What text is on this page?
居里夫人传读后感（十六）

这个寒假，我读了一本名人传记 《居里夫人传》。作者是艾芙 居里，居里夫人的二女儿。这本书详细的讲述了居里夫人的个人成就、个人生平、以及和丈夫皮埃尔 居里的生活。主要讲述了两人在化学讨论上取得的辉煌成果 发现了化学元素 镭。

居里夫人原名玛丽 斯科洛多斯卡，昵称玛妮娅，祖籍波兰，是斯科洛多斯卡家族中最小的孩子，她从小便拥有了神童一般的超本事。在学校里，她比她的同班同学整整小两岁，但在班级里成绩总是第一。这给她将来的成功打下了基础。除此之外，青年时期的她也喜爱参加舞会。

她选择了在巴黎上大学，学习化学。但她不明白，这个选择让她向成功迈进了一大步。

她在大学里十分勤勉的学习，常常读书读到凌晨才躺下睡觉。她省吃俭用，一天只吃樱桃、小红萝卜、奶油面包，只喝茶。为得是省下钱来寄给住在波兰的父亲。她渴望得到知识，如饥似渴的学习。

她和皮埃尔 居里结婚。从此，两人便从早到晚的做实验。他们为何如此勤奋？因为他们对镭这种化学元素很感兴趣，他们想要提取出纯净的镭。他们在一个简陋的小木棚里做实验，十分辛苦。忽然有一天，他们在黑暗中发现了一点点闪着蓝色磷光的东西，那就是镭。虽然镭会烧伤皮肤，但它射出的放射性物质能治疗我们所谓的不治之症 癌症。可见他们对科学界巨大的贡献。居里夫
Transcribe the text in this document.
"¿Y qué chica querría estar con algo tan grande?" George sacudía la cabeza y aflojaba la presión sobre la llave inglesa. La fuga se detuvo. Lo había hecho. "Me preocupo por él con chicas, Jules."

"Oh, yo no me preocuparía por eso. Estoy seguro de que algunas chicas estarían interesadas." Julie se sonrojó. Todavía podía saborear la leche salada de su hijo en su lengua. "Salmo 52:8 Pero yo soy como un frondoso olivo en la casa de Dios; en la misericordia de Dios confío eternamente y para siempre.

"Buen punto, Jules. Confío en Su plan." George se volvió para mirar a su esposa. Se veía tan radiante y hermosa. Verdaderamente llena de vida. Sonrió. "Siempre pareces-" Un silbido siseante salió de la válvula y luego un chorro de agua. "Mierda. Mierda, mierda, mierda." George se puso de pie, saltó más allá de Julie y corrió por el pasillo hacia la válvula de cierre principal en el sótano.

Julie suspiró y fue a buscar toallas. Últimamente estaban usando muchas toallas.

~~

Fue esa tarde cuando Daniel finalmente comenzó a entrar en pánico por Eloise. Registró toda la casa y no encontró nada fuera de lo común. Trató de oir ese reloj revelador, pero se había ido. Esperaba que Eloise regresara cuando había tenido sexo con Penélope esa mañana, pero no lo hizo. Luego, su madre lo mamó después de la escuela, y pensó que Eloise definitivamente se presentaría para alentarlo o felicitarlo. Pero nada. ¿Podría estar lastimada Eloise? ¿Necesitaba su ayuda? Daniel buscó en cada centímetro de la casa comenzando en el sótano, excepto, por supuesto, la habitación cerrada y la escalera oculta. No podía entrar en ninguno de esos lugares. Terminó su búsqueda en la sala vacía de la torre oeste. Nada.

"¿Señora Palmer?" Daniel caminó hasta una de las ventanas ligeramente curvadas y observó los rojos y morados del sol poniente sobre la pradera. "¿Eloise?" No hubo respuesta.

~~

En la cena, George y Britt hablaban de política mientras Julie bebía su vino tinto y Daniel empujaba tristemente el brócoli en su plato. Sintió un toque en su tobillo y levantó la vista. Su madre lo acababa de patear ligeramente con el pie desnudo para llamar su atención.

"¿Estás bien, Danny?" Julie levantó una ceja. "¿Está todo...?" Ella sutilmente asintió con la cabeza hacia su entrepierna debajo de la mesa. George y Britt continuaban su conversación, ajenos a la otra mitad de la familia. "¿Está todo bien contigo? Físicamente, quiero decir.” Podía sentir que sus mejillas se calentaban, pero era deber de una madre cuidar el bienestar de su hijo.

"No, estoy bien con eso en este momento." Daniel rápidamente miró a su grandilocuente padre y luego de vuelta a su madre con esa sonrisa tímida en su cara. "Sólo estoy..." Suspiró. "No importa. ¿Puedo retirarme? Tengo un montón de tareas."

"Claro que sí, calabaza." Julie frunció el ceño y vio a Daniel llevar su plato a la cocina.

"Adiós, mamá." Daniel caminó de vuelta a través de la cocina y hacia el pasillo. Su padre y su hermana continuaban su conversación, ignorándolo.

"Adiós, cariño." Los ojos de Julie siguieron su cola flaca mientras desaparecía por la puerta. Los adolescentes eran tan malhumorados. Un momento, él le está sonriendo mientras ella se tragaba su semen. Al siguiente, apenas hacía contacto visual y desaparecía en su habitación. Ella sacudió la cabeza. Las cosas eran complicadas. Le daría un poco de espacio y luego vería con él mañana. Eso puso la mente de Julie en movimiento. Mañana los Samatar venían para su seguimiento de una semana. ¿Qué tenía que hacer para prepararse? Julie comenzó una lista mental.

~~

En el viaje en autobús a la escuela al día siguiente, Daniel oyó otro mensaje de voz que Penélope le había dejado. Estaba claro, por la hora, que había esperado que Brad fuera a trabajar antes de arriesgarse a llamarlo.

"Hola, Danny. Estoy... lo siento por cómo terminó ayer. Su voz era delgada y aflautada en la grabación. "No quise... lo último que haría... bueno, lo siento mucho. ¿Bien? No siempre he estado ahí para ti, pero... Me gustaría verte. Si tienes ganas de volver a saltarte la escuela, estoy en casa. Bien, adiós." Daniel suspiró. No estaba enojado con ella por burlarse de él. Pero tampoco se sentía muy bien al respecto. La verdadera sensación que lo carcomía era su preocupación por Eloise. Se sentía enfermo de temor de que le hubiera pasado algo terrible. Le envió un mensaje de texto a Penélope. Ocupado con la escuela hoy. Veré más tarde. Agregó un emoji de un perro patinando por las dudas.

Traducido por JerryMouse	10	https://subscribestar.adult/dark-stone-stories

__________

» **EXERCISE**
Report the number of lines that include the string "vuelta"; return nothing but the count.

» **FINAL RESULT**
2